LISTING:
--*--

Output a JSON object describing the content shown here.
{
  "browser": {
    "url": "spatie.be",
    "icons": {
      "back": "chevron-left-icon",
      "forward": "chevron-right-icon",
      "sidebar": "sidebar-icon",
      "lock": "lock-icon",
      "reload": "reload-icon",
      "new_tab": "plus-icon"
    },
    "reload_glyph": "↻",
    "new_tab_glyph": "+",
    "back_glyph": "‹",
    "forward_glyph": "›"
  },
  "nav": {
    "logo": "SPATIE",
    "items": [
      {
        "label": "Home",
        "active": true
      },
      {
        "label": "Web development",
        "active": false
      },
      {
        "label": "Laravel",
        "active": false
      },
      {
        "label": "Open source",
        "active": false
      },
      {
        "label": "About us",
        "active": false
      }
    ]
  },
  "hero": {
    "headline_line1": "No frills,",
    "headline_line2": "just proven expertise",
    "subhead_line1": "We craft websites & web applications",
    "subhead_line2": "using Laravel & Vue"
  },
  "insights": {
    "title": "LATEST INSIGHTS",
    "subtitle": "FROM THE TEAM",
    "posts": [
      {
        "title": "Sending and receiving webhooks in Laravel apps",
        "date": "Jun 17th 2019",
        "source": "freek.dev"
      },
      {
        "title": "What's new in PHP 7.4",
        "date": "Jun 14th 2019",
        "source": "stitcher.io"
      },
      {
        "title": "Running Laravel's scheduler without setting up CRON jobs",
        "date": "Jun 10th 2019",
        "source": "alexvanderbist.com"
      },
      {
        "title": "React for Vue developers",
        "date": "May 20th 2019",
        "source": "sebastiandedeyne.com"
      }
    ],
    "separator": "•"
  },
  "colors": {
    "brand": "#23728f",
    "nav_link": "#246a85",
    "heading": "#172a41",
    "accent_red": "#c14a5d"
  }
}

--*--

WRITTEN INSTRUCTION: Check each line of the entries above, and show every one holding the word "chevron".

SOLVED PROBLEM:
      "back": "chevron-left-icon",
      "forward": "chevron-right-icon",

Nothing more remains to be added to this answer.